▸ TASK DETAILS
Select and reproduce each line of the listing below that bears the string "ustanovením".
=== DATASET EXCERPTS ===
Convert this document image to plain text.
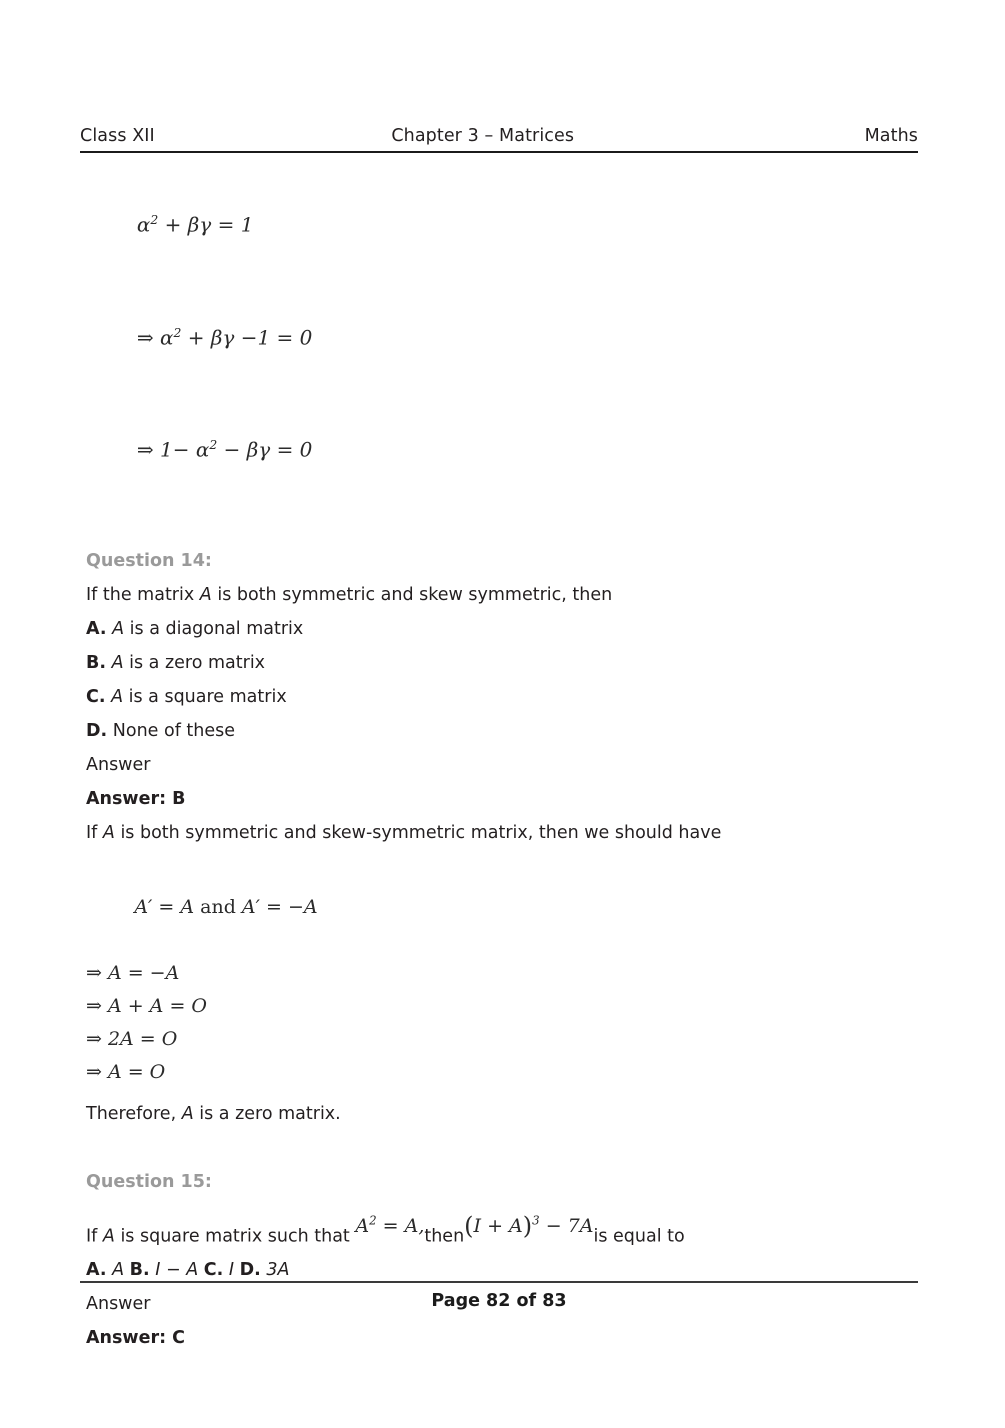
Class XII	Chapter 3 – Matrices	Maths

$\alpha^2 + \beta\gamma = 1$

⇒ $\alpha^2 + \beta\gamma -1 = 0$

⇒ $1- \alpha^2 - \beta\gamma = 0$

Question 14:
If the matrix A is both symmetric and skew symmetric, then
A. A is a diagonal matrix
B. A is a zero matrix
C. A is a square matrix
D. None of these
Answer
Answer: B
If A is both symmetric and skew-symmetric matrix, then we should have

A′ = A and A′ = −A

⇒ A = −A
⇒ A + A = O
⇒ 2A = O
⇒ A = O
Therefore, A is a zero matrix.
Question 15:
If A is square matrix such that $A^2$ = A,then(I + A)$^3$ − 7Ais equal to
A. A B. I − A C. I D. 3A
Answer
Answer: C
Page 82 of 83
===
=== DATASET EXCERPTS ===
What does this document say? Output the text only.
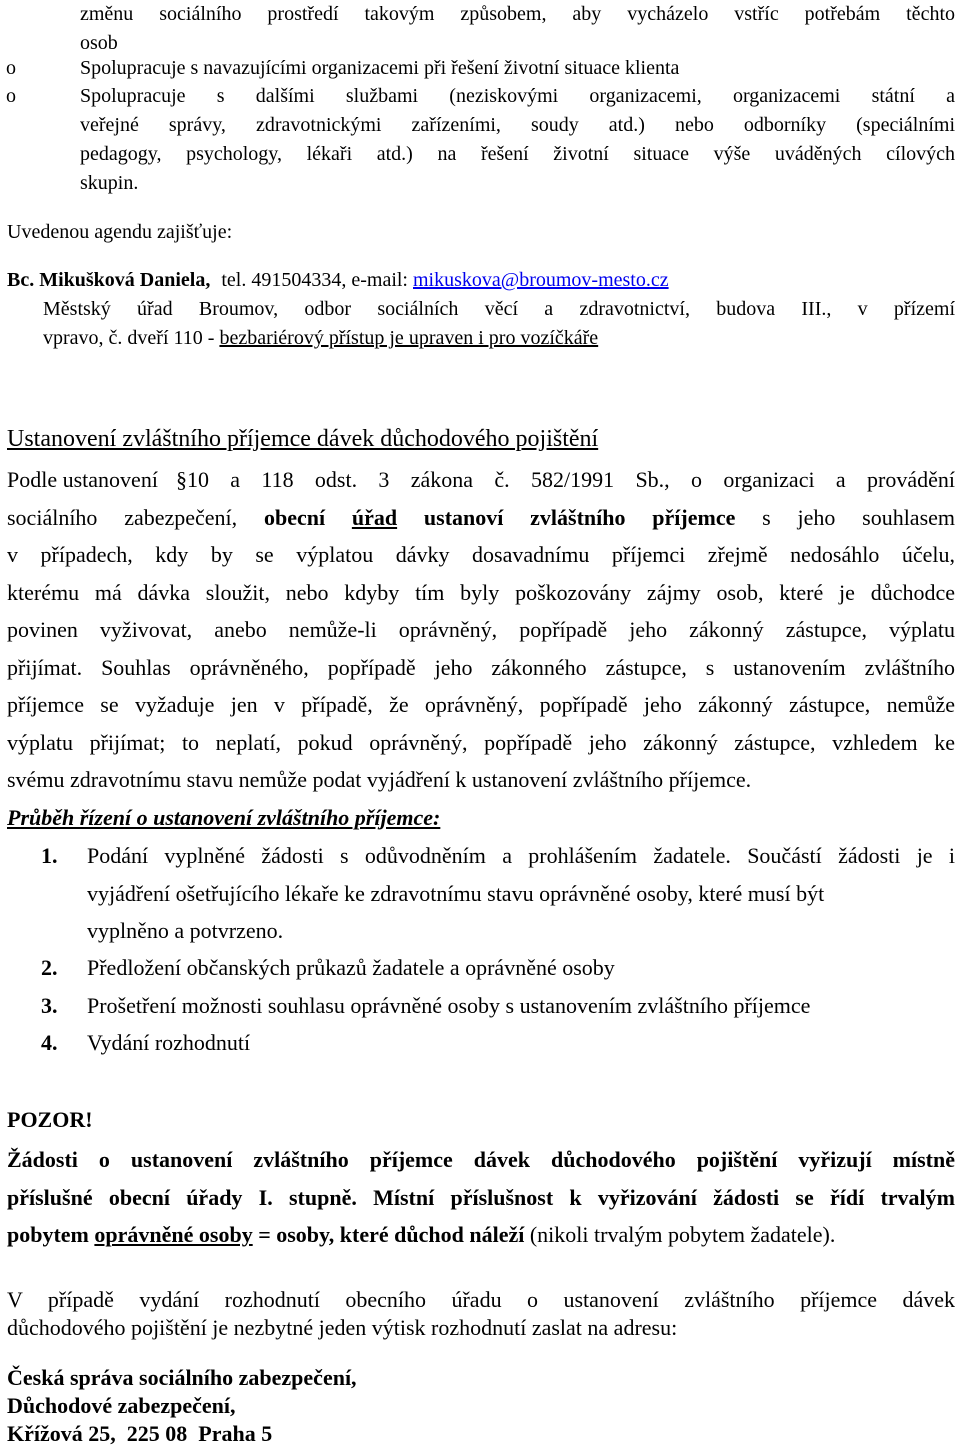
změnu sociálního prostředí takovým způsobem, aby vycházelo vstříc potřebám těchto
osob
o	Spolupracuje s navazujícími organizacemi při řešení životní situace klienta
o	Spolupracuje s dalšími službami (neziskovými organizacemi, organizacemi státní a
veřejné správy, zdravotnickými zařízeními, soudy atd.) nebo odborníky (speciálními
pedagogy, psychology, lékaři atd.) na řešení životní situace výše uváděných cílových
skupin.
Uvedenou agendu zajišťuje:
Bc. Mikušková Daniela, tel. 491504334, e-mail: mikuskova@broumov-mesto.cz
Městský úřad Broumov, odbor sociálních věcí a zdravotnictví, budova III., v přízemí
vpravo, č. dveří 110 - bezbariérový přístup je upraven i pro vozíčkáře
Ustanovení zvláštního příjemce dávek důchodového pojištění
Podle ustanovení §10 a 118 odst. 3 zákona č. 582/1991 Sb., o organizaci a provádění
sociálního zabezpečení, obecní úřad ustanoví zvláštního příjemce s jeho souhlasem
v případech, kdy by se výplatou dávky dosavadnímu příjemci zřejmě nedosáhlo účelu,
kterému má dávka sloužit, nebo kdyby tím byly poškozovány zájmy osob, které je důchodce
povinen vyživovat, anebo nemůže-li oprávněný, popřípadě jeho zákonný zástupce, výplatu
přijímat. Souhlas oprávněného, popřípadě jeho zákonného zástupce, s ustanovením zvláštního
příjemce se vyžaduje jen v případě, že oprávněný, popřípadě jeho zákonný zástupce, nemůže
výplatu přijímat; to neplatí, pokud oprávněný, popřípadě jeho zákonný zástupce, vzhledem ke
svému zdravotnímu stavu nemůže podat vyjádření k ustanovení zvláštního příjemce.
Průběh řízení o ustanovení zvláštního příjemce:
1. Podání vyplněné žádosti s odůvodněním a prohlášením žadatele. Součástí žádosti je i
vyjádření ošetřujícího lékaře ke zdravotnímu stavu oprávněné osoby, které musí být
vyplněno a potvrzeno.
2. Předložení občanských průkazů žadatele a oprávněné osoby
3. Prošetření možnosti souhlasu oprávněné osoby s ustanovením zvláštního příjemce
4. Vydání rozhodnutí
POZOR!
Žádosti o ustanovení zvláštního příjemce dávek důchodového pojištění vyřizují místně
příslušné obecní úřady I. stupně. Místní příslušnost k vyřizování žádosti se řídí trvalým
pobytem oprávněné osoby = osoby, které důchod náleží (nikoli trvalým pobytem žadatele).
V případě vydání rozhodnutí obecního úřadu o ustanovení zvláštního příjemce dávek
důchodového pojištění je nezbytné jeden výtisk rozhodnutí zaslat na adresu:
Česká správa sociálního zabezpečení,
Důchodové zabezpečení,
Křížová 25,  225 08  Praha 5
===
▸ RESPONSE
přijímat. Souhlas oprávněného, popřípadě jeho zákonného zástupce, s ustanovením zvláštního
3. Prošetření možnosti souhlasu oprávněné osoby s ustanovením zvláštního příjemce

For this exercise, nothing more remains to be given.